▶ [Entries shown]:
(begin)

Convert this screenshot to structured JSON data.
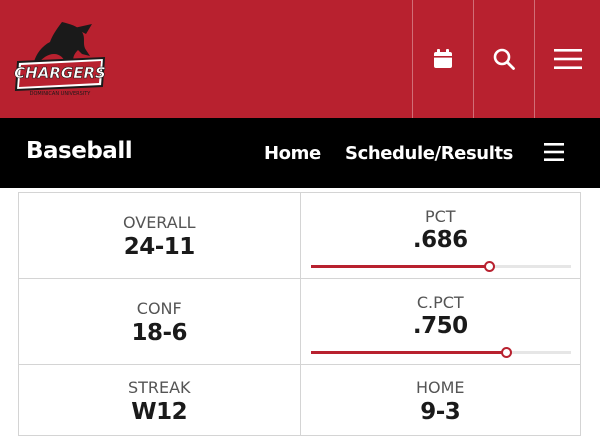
{
  "header": {
    "logo_text": "CHARGERS",
    "logo_subtext": "DOMINICAN UNIVERSITY",
    "brand_color": "#b8212f",
    "icons": [
      "calendar-icon",
      "search-icon",
      "hamburger-menu-icon"
    ]
  },
  "sport_nav": {
    "title": "Baseball",
    "links": [
      "Home",
      "Schedule/Results"
    ],
    "menu_icon": "hamburger-menu-icon"
  },
  "stats": {
    "overall": {
      "label": "OVERALL",
      "value": "24-11"
    },
    "pct": {
      "label": "PCT",
      "value": ".686",
      "fraction": 0.686
    },
    "conf": {
      "label": "CONF",
      "value": "18-6"
    },
    "cpct": {
      "label": "C.PCT",
      "value": ".750",
      "fraction": 0.75
    },
    "streak": {
      "label": "STREAK",
      "value": "W12"
    },
    "home": {
      "label": "HOME",
      "value": "9-3"
    }
  }
}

(end)

None of the pictures should appear; repeat the records exactly otherwise.

▶ [Finished answer]:
Convert this screenshot to structured JSON data.
{
  "header": {
    "logo_text": "CHARGERS",
    "logo_subtext": "DOMINICAN UNIVERSITY",
    "brand_color": "#b8212f",
    "icons": [
      "calendar-icon",
      "search-icon",
      "hamburger-menu-icon"
    ]
  },
  "sport_nav": {
    "title": "Baseball",
    "links": [
      "Home",
      "Schedule/Results"
    ],
    "menu_icon": "hamburger-menu-icon"
  },
  "stats": {
    "overall": {
      "label": "OVERALL",
      "value": "24-11"
    },
    "pct": {
      "label": "PCT",
      "value": ".686",
      "fraction": 0.686
    },
    "conf": {
      "label": "CONF",
      "value": "18-6"
    },
    "cpct": {
      "label": "C.PCT",
      "value": ".750",
      "fraction": 0.75
    },
    "streak": {
      "label": "STREAK",
      "value": "W12"
    },
    "home": {
      "label": "HOME",
      "value": "9-3"
    }
  }
}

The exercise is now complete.